**Given records**
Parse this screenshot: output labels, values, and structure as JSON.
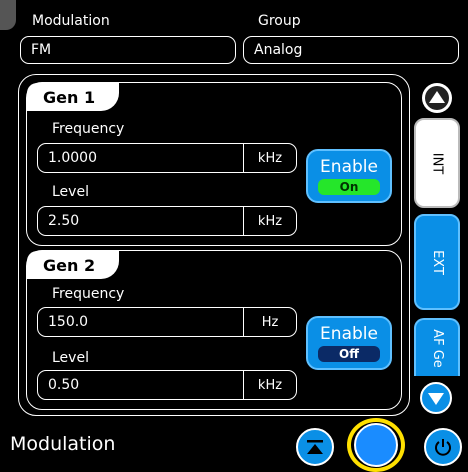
{
  "header": {
    "modulation_label": "Modulation",
    "modulation_value": "FM",
    "group_label": "Group",
    "group_value": "Analog"
  },
  "gen1": {
    "title": "Gen 1",
    "frequency_label": "Frequency",
    "frequency_value": "1.0000",
    "frequency_unit": "kHz",
    "level_label": "Level",
    "level_value": "2.50",
    "level_unit": "kHz",
    "enable_label": "Enable",
    "enable_state": "On"
  },
  "gen2": {
    "title": "Gen 2",
    "frequency_label": "Frequency",
    "frequency_value": "150.0",
    "frequency_unit": "Hz",
    "level_label": "Level",
    "level_value": "0.50",
    "level_unit": "kHz",
    "enable_label": "Enable",
    "enable_state": "Off"
  },
  "side_tabs": [
    {
      "label": "INT",
      "selected": true
    },
    {
      "label": "EXT",
      "selected": false
    },
    {
      "label": "AF Ge",
      "selected": false
    }
  ],
  "footer": {
    "title": "Modulation"
  },
  "colors": {
    "accent_blue": "#0a8fe6",
    "on_green": "#25e62a",
    "highlight_yellow": "#ffe000"
  },
  "icons": [
    "scroll-up-icon",
    "scroll-down-icon",
    "collapse-up-icon",
    "power-icon"
  ]
}
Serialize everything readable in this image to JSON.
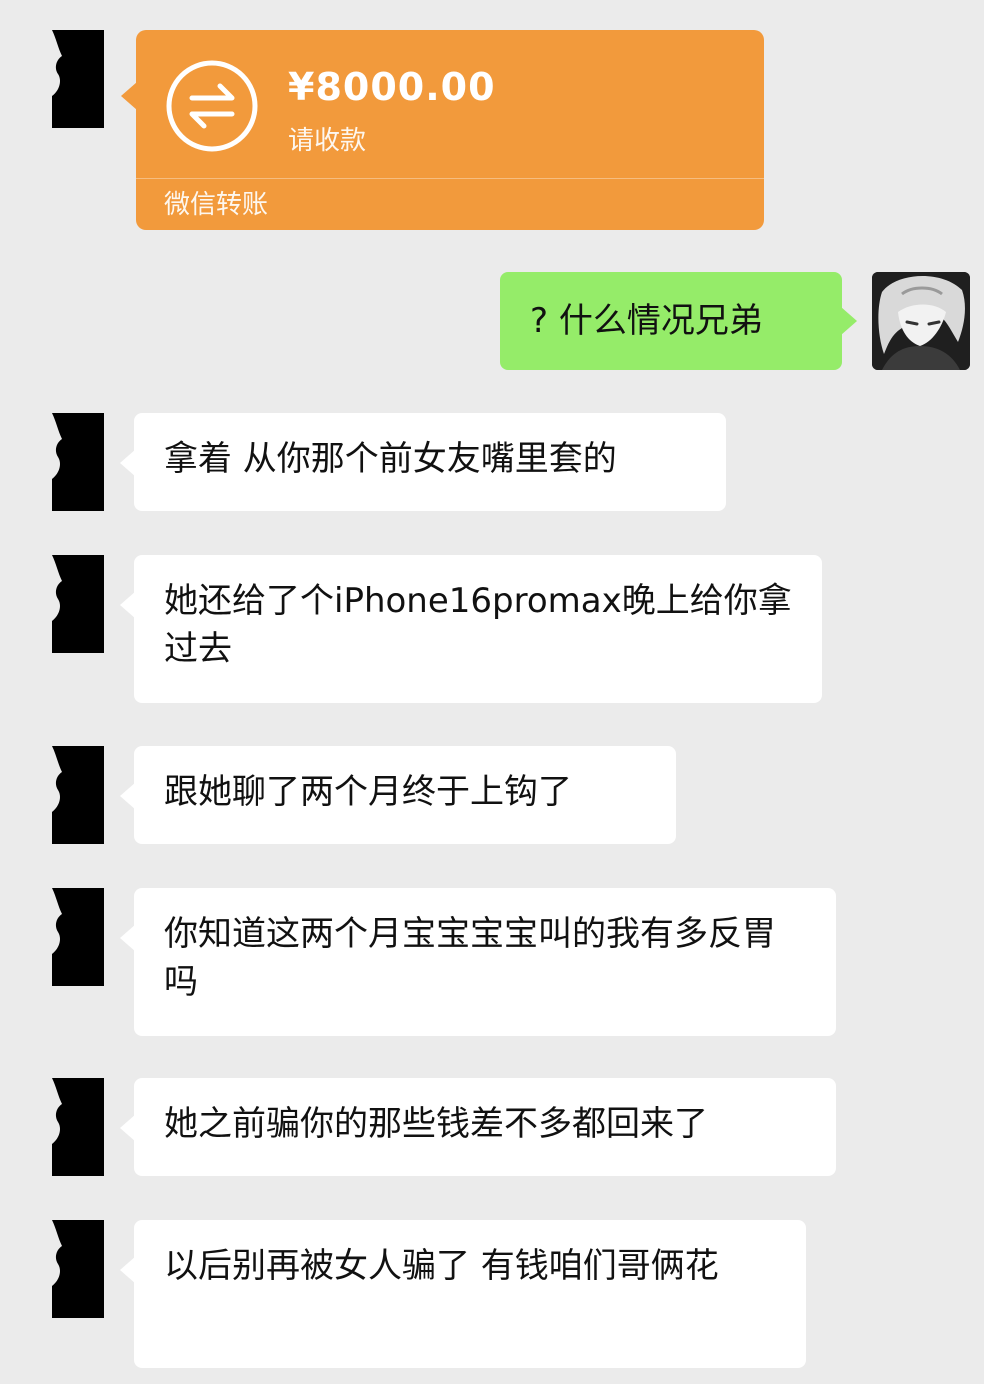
{
  "transfer": {
    "amount": "¥8000.00",
    "status": "请收款",
    "footer": "微信转账",
    "icon": "transfer-arrows-icon",
    "color": "#f29a3c"
  },
  "outgoing": {
    "text": "? 什么情况兄弟",
    "color": "#95ec69"
  },
  "messages": [
    {
      "text": "拿着 从你那个前女友嘴里套的"
    },
    {
      "text": "她还给了个iPhone16promax晚上给你拿过去"
    },
    {
      "text": "跟她聊了两个月终于上钩了"
    },
    {
      "text": "你知道这两个月宝宝宝宝叫的我有多反胃吗"
    },
    {
      "text": "她之前骗你的那些钱差不多都回来了"
    },
    {
      "text": "以后别再被女人骗了 有钱咱们哥俩花"
    }
  ]
}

**What is required**
Repeat the material above in full and unchanged, minus its images.

**Task output**
Parse this screenshot: output labels, values, and structure as JSON.
{
  "header": {
    "modulation_label": "Modulation",
    "modulation_value": "FM",
    "group_label": "Group",
    "group_value": "Analog"
  },
  "gen1": {
    "title": "Gen 1",
    "frequency_label": "Frequency",
    "frequency_value": "1.0000",
    "frequency_unit": "kHz",
    "level_label": "Level",
    "level_value": "2.50",
    "level_unit": "kHz",
    "enable_label": "Enable",
    "enable_state": "On"
  },
  "gen2": {
    "title": "Gen 2",
    "frequency_label": "Frequency",
    "frequency_value": "150.0",
    "frequency_unit": "Hz",
    "level_label": "Level",
    "level_value": "0.50",
    "level_unit": "kHz",
    "enable_label": "Enable",
    "enable_state": "Off"
  },
  "side_tabs": [
    {
      "label": "INT",
      "selected": true
    },
    {
      "label": "EXT",
      "selected": false
    },
    {
      "label": "AF Ge",
      "selected": false
    }
  ],
  "footer": {
    "title": "Modulation"
  },
  "colors": {
    "accent_blue": "#0a8fe6",
    "on_green": "#25e62a",
    "highlight_yellow": "#ffe000"
  },
  "icons": [
    "scroll-up-icon",
    "scroll-down-icon",
    "collapse-up-icon",
    "power-icon"
  ]
}
Serialize everything readable in this image to JSON.
{
  "transfer": {
    "amount": "¥8000.00",
    "status": "请收款",
    "footer": "微信转账",
    "icon": "transfer-arrows-icon",
    "color": "#f29a3c"
  },
  "outgoing": {
    "text": "? 什么情况兄弟",
    "color": "#95ec69"
  },
  "messages": [
    {
      "text": "拿着 从你那个前女友嘴里套的"
    },
    {
      "text": "她还给了个iPhone16promax晚上给你拿过去"
    },
    {
      "text": "跟她聊了两个月终于上钩了"
    },
    {
      "text": "你知道这两个月宝宝宝宝叫的我有多反胃吗"
    },
    {
      "text": "她之前骗你的那些钱差不多都回来了"
    },
    {
      "text": "以后别再被女人骗了 有钱咱们哥俩花"
    }
  ]
}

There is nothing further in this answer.